# [Goal of the exercise]
Write out the entries again exactly as they are given.

# [Records for this exercise]
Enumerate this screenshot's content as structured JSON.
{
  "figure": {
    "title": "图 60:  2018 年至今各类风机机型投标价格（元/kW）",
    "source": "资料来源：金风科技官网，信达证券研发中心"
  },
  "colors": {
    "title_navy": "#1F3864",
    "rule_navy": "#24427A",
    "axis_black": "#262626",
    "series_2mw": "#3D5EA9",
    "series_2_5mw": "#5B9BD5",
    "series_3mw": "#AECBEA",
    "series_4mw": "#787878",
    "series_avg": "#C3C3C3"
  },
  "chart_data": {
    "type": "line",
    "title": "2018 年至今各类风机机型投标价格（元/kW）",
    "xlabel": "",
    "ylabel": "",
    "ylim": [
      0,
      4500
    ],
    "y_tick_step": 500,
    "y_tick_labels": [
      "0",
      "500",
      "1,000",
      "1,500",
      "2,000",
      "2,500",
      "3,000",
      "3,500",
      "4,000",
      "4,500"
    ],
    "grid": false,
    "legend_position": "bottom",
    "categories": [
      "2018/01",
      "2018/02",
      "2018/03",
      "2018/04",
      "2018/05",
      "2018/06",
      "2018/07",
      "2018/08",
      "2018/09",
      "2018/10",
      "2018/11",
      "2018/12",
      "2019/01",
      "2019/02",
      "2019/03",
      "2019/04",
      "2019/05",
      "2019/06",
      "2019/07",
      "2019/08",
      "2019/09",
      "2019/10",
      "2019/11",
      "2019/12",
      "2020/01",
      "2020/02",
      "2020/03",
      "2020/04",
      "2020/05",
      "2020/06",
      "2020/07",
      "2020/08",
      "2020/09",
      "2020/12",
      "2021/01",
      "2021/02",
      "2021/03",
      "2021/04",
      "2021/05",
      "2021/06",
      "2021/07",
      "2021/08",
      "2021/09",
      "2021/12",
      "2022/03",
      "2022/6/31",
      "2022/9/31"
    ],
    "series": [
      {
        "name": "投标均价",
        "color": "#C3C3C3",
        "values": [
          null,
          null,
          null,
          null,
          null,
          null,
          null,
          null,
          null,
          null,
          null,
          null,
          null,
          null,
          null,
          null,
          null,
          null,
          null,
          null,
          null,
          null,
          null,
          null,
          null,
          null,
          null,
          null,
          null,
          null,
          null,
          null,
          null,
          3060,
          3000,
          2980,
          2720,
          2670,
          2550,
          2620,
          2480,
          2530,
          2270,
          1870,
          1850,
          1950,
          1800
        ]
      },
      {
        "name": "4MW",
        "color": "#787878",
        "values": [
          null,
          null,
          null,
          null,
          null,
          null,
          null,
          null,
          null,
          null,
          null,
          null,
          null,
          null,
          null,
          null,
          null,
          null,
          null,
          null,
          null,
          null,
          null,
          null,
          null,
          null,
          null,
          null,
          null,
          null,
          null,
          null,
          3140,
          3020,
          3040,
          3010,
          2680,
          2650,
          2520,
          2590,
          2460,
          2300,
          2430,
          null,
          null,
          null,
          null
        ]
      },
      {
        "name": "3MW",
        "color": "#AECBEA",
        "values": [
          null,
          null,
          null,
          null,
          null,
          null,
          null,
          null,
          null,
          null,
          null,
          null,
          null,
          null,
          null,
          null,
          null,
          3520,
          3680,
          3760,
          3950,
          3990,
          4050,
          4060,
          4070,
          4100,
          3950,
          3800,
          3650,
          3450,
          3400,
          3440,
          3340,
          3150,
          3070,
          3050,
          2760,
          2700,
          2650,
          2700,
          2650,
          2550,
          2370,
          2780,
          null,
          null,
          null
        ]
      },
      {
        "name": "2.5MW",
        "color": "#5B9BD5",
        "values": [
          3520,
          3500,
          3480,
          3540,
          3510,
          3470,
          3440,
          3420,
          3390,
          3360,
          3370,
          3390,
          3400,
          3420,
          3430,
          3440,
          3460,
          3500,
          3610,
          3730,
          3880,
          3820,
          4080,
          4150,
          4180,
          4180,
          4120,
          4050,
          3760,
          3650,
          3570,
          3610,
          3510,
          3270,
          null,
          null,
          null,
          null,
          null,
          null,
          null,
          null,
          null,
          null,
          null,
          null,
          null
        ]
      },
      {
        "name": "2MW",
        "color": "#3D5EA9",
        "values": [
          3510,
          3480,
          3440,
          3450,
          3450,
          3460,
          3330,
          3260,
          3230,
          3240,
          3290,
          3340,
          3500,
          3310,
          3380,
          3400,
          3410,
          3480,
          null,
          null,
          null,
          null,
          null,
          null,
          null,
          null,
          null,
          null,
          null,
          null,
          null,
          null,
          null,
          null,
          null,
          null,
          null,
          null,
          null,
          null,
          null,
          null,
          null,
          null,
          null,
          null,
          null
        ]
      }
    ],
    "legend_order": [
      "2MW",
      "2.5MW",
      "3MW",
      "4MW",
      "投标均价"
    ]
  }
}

# [Response to the exercise]
Enumerate this screenshot's content as structured JSON.
{
  "figure": {
    "title": "图 60:  2018 年至今各类风机机型投标价格（元/kW）",
    "source": "资料来源：金风科技官网，信达证券研发中心"
  },
  "colors": {
    "title_navy": "#1F3864",
    "rule_navy": "#24427A",
    "axis_black": "#262626",
    "series_2mw": "#3D5EA9",
    "series_2_5mw": "#5B9BD5",
    "series_3mw": "#AECBEA",
    "series_4mw": "#787878",
    "series_avg": "#C3C3C3"
  },
  "chart_data": {
    "type": "line",
    "title": "2018 年至今各类风机机型投标价格（元/kW）",
    "xlabel": "",
    "ylabel": "",
    "ylim": [
      0,
      4500
    ],
    "y_tick_step": 500,
    "y_tick_labels": [
      "0",
      "500",
      "1,000",
      "1,500",
      "2,000",
      "2,500",
      "3,000",
      "3,500",
      "4,000",
      "4,500"
    ],
    "grid": false,
    "legend_position": "bottom",
    "categories": [
      "2018/01",
      "2018/02",
      "2018/03",
      "2018/04",
      "2018/05",
      "2018/06",
      "2018/07",
      "2018/08",
      "2018/09",
      "2018/10",
      "2018/11",
      "2018/12",
      "2019/01",
      "2019/02",
      "2019/03",
      "2019/04",
      "2019/05",
      "2019/06",
      "2019/07",
      "2019/08",
      "2019/09",
      "2019/10",
      "2019/11",
      "2019/12",
      "2020/01",
      "2020/02",
      "2020/03",
      "2020/04",
      "2020/05",
      "2020/06",
      "2020/07",
      "2020/08",
      "2020/09",
      "2020/12",
      "2021/01",
      "2021/02",
      "2021/03",
      "2021/04",
      "2021/05",
      "2021/06",
      "2021/07",
      "2021/08",
      "2021/09",
      "2021/12",
      "2022/03",
      "2022/6/31",
      "2022/9/31"
    ],
    "series": [
      {
        "name": "投标均价",
        "color": "#C3C3C3",
        "values": [
          null,
          null,
          null,
          null,
          null,
          null,
          null,
          null,
          null,
          null,
          null,
          null,
          null,
          null,
          null,
          null,
          null,
          null,
          null,
          null,
          null,
          null,
          null,
          null,
          null,
          null,
          null,
          null,
          null,
          null,
          null,
          null,
          null,
          3060,
          3000,
          2980,
          2720,
          2670,
          2550,
          2620,
          2480,
          2530,
          2270,
          1870,
          1850,
          1950,
          1800
        ]
      },
      {
        "name": "4MW",
        "color": "#787878",
        "values": [
          null,
          null,
          null,
          null,
          null,
          null,
          null,
          null,
          null,
          null,
          null,
          null,
          null,
          null,
          null,
          null,
          null,
          null,
          null,
          null,
          null,
          null,
          null,
          null,
          null,
          null,
          null,
          null,
          null,
          null,
          null,
          null,
          3140,
          3020,
          3040,
          3010,
          2680,
          2650,
          2520,
          2590,
          2460,
          2300,
          2430,
          null,
          null,
          null,
          null
        ]
      },
      {
        "name": "3MW",
        "color": "#AECBEA",
        "values": [
          null,
          null,
          null,
          null,
          null,
          null,
          null,
          null,
          null,
          null,
          null,
          null,
          null,
          null,
          null,
          null,
          null,
          3520,
          3680,
          3760,
          3950,
          3990,
          4050,
          4060,
          4070,
          4100,
          3950,
          3800,
          3650,
          3450,
          3400,
          3440,
          3340,
          3150,
          3070,
          3050,
          2760,
          2700,
          2650,
          2700,
          2650,
          2550,
          2370,
          2780,
          null,
          null,
          null
        ]
      },
      {
        "name": "2.5MW",
        "color": "#5B9BD5",
        "values": [
          3520,
          3500,
          3480,
          3540,
          3510,
          3470,
          3440,
          3420,
          3390,
          3360,
          3370,
          3390,
          3400,
          3420,
          3430,
          3440,
          3460,
          3500,
          3610,
          3730,
          3880,
          3820,
          4080,
          4150,
          4180,
          4180,
          4120,
          4050,
          3760,
          3650,
          3570,
          3610,
          3510,
          3270,
          null,
          null,
          null,
          null,
          null,
          null,
          null,
          null,
          null,
          null,
          null,
          null,
          null
        ]
      },
      {
        "name": "2MW",
        "color": "#3D5EA9",
        "values": [
          3510,
          3480,
          3440,
          3450,
          3450,
          3460,
          3330,
          3260,
          3230,
          3240,
          3290,
          3340,
          3500,
          3310,
          3380,
          3400,
          3410,
          3480,
          null,
          null,
          null,
          null,
          null,
          null,
          null,
          null,
          null,
          null,
          null,
          null,
          null,
          null,
          null,
          null,
          null,
          null,
          null,
          null,
          null,
          null,
          null,
          null,
          null,
          null,
          null,
          null,
          null
        ]
      }
    ],
    "legend_order": [
      "2MW",
      "2.5MW",
      "3MW",
      "4MW",
      "投标均价"
    ]
  }
}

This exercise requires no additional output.